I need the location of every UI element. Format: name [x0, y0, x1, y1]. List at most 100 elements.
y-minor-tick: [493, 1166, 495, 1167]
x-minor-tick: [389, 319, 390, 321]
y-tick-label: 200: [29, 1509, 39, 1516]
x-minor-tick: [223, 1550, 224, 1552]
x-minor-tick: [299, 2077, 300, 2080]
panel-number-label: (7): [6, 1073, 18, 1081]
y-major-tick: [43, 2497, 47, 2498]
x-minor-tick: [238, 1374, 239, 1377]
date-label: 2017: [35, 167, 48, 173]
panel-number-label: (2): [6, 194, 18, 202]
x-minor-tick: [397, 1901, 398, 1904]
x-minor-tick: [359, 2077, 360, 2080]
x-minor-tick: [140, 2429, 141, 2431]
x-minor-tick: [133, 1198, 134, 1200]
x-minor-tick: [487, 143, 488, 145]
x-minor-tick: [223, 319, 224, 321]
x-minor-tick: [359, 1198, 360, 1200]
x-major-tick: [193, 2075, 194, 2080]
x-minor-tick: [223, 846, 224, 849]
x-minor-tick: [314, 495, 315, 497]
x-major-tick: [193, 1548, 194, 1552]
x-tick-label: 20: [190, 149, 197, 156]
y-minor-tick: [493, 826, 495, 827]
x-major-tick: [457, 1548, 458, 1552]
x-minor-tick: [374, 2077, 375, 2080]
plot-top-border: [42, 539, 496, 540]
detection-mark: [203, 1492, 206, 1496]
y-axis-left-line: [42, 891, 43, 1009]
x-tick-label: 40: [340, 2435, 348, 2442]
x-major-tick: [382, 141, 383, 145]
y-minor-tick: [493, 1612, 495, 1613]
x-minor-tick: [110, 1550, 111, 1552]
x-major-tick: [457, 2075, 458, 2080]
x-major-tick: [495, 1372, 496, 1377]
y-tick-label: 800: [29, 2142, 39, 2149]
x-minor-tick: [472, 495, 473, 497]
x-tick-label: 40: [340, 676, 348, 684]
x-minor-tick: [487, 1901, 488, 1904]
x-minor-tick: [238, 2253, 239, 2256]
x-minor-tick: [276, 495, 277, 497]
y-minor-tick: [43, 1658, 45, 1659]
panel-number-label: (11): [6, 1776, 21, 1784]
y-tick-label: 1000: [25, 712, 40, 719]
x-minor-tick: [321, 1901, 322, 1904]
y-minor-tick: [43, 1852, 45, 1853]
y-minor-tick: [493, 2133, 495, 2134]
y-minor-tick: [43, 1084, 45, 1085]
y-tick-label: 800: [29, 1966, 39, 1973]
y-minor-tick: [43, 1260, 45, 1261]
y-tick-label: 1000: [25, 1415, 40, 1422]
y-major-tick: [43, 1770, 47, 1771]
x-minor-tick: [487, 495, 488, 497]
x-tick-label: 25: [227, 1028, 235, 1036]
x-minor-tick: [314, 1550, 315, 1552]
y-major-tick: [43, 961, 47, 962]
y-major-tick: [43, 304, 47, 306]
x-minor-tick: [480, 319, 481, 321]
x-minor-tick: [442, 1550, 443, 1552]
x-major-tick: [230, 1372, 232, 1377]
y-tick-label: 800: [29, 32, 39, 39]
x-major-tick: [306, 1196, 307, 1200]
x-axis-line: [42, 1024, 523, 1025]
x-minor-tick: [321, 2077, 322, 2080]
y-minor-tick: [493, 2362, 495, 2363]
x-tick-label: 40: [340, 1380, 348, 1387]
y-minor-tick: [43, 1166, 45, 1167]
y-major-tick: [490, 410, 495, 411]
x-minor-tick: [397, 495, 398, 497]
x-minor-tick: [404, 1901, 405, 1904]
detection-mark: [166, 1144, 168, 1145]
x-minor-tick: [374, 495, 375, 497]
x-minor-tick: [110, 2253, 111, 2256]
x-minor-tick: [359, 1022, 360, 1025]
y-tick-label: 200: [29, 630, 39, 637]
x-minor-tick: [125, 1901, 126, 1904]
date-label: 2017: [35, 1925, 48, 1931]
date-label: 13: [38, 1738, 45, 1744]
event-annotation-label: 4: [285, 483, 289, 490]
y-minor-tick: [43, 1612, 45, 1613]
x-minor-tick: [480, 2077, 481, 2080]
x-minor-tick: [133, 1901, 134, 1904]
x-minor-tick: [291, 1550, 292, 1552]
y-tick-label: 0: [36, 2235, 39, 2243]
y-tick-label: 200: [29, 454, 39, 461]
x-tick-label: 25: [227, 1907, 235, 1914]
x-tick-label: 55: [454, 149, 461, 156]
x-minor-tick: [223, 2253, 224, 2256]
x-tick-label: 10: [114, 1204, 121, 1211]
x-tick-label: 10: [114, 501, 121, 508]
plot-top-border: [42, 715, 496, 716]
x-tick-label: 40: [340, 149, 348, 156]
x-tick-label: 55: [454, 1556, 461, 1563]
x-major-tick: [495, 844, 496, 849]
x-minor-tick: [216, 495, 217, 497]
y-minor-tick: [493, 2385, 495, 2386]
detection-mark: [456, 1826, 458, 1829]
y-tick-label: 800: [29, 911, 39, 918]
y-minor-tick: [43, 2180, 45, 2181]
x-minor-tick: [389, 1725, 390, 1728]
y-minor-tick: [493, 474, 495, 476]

***

- **Exercise prompt**: Recast all of the material above as a Markdown table with two columns, "Row" for the row number and "Entry" for the line, leaving out any blank lines.

- **Task result**:
| Row | Entry |
|---|---|
| 1 | I need the location of every UI element. Format: name [x0, y0, x1, y1]. List at most 100 elements. |
| 2 | y-minor-tick: [493, 1166, 495, 1167] |
| 3 | x-minor-tick: [389, 319, 390, 321] |
| 4 | y-tick-label: 200: [29, 1509, 39, 1516] |
| 5 | x-minor-tick: [223, 1550, 224, 1552] |
| 6 | x-minor-tick: [299, 2077, 300, 2080] |
| 7 | panel-number-label: (7): [6, 1073, 18, 1081] |
| 8 | y-major-tick: [43, 2497, 47, 2498] |
| 9 | x-minor-tick: [238, 1374, 239, 1377] |
| 10 | date-label: 2017: [35, 167, 48, 173] |
| 11 | panel-number-label: (2): [6, 194, 18, 202] |
| 12 | x-minor-tick: [397, 1901, 398, 1904] |
| 13 | x-minor-tick: [359, 2077, 360, 2080] |
| 14 | x-minor-tick: [140, 2429, 141, 2431] |
| 15 | x-minor-tick: [133, 1198, 134, 1200] |
| 16 | x-minor-tick: [487, 143, 488, 145] |
| 17 | x-minor-tick: [223, 319, 224, 321] |
| 18 | x-minor-tick: [359, 1198, 360, 1200] |
| 19 | x-major-tick: [193, 2075, 194, 2080] |
| 20 | x-minor-tick: [223, 846, 224, 849] |
| 21 | x-minor-tick: [314, 495, 315, 497] |
| 22 | x-major-tick: [193, 1548, 194, 1552] |
| 23 | x-tick-label: 20: [190, 149, 197, 156] |
| 24 | y-minor-tick: [493, 826, 495, 827] |
| 25 | x-major-tick: [457, 1548, 458, 1552] |
| 26 | x-minor-tick: [374, 2077, 375, 2080] |
| 27 | plot-top-border: [42, 539, 496, 540] |
| 28 | detection-mark: [203, 1492, 206, 1496] |
| 29 | y-axis-left-line: [42, 891, 43, 1009] |
| 30 | x-tick-label: 40: [340, 2435, 348, 2442] |
| 31 | x-major-tick: [382, 141, 383, 145] |
| 32 | y-minor-tick: [493, 1612, 495, 1613] |
| 33 | x-minor-tick: [110, 1550, 111, 1552] |
| 34 | x-major-tick: [457, 2075, 458, 2080] |
| 35 | x-major-tick: [495, 1372, 496, 1377] |
| 36 | y-tick-label: 800: [29, 2142, 39, 2149] |
| 37 | x-minor-tick: [472, 495, 473, 497] |
| 38 | x-tick-label: 40: [340, 676, 348, 684] |
| 39 | x-minor-tick: [487, 1901, 488, 1904] |
| 40 | x-minor-tick: [238, 2253, 239, 2256] |
| 41 | x-minor-tick: [276, 495, 277, 497] |
| 42 | y-minor-tick: [43, 1658, 45, 1659] |
| 43 | panel-number-label: (11): [6, 1776, 21, 1784] |
| 44 | y-tick-label: 1000: [25, 712, 40, 719] |
| 45 | x-minor-tick: [321, 1901, 322, 1904] |
| 46 | y-minor-tick: [43, 1852, 45, 1853] |
| 47 | y-minor-tick: [493, 2133, 495, 2134] |
| 48 | y-minor-tick: [43, 1084, 45, 1085] |
| 49 | y-tick-label: 800: [29, 1966, 39, 1973] |
| 50 | y-minor-tick: [43, 1260, 45, 1261] |
| 51 | y-tick-label: 1000: [25, 1415, 40, 1422] |
| 52 | y-major-tick: [43, 1770, 47, 1771] |
| 53 | x-minor-tick: [487, 495, 488, 497] |
| 54 | x-tick-label: 25: [227, 1028, 235, 1036] |
| 55 | x-minor-tick: [314, 1550, 315, 1552] |
| 56 | y-major-tick: [43, 961, 47, 962] |
| 57 | y-major-tick: [43, 304, 47, 306] |
| 58 | x-minor-tick: [480, 319, 481, 321] |
| 59 | x-minor-tick: [442, 1550, 443, 1552] |
| 60 | x-major-tick: [230, 1372, 232, 1377] |
| 61 | y-tick-label: 800: [29, 32, 39, 39] |
| 62 | x-major-tick: [306, 1196, 307, 1200] |
| 63 | x-axis-line: [42, 1024, 523, 1025] |
| 64 | x-minor-tick: [321, 2077, 322, 2080] |
| 65 | y-minor-tick: [493, 2362, 495, 2363] |
| 66 | x-tick-label: 40: [340, 1380, 348, 1387] |
| 67 | y-minor-tick: [43, 1166, 45, 1167] |
| 68 | y-major-tick: [490, 410, 495, 411] |
| 69 | x-minor-tick: [397, 495, 398, 497] |
| 70 | x-minor-tick: [404, 1901, 405, 1904] |
| 71 | detection-mark: [166, 1144, 168, 1145] |
| 72 | x-minor-tick: [374, 495, 375, 497] |
| 73 | x-minor-tick: [110, 2253, 111, 2256] |
| 74 | x-minor-tick: [359, 1022, 360, 1025] |
| 75 | y-tick-label: 200: [29, 630, 39, 637] |
| 76 | x-minor-tick: [125, 1901, 126, 1904] |
| 77 | date-label: 2017: [35, 1925, 48, 1931] |
| 78 | date-label: 13: [38, 1738, 45, 1744] |
| 79 | event-annotation-label: 4: [285, 483, 289, 490] |
| 80 | y-minor-tick: [43, 1612, 45, 1613] |
| 81 | x-minor-tick: [480, 2077, 481, 2080] |
| 82 | x-minor-tick: [133, 1901, 134, 1904] |
| 83 | x-minor-tick: [291, 1550, 292, 1552] |
| 84 | y-tick-label: 0: [36, 2235, 39, 2243] |
| 85 | y-tick-label: 200: [29, 454, 39, 461] |
| 86 | x-tick-label: 25: [227, 1907, 235, 1914] |
| 87 | x-tick-label: 55: [454, 149, 461, 156] |
| 88 | x-minor-tick: [223, 2253, 224, 2256] |
| 89 | x-tick-label: 10: [114, 1204, 121, 1211] |
| 90 | x-tick-label: 10: [114, 501, 121, 508] |
| 91 | plot-top-border: [42, 715, 496, 716] |
| 92 | x-tick-label: 40: [340, 149, 348, 156] |
| 93 | x-tick-label: 55: [454, 1556, 461, 1563] |
| 94 | x-major-tick: [495, 844, 496, 849] |
| 95 | x-minor-tick: [216, 495, 217, 497] |
| 96 | y-minor-tick: [493, 2385, 495, 2386] |
| 97 | detection-mark: [456, 1826, 458, 1829] |
| 98 | y-tick-label: 800: [29, 911, 39, 918] |
| 99 | y-minor-tick: [43, 2180, 45, 2181] |
| 100 | x-minor-tick: [389, 1725, 390, 1728] |
| 101 | y-minor-tick: [493, 474, 495, 476] |